=== Exercise brief ===
All entries are to be given again verbatim.

[Entries taken from a collection]
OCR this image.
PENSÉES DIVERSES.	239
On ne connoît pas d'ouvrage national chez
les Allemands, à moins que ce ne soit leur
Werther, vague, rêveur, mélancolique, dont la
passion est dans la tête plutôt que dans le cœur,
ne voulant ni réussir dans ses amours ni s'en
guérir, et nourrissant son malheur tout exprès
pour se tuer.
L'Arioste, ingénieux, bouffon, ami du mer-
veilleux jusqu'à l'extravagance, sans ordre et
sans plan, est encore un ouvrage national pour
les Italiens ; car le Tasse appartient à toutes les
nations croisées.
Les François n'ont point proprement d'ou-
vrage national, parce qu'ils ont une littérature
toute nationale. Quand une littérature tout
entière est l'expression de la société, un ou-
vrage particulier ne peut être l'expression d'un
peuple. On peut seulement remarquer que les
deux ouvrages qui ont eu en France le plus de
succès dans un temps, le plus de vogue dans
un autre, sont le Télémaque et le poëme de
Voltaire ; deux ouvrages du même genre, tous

=== Completed exercise ===
OCR this image.
PENSÉES DIVERSES.	239
On ne connoît pas d'ouvrage national chez
les Allemands, à moins que ce ne soit leur
Werther, vague, rêveur, mélancolique, dont la
passion est dans la tête plutôt que dans le cœur,
ne voulant ni réussir dans ses amours ni s'en
guérir, et nourrissant son malheur tout exprès
pour se tuer.
L'Arioste, ingénieux, bouffon, ami du mer-
veilleux jusqu'à l'extravagance, sans ordre et
sans plan, est encore un ouvrage national pour
les Italiens ; car le Tasse appartient à toutes les
nations croisées.
Les François n'ont point proprement d'ou-
vrage national, parce qu'ils ont une littérature
toute nationale. Quand une littérature tout
entière est l'expression de la société, un ou-
vrage particulier ne peut être l'expression d'un
peuple. On peut seulement remarquer que les
deux ouvrages qui ont eu en France le plus de
succès dans un temps, le plus de vogue dans
un autre, sont le Télémaque et le poëme de
Voltaire ; deux ouvrages du même genre, tous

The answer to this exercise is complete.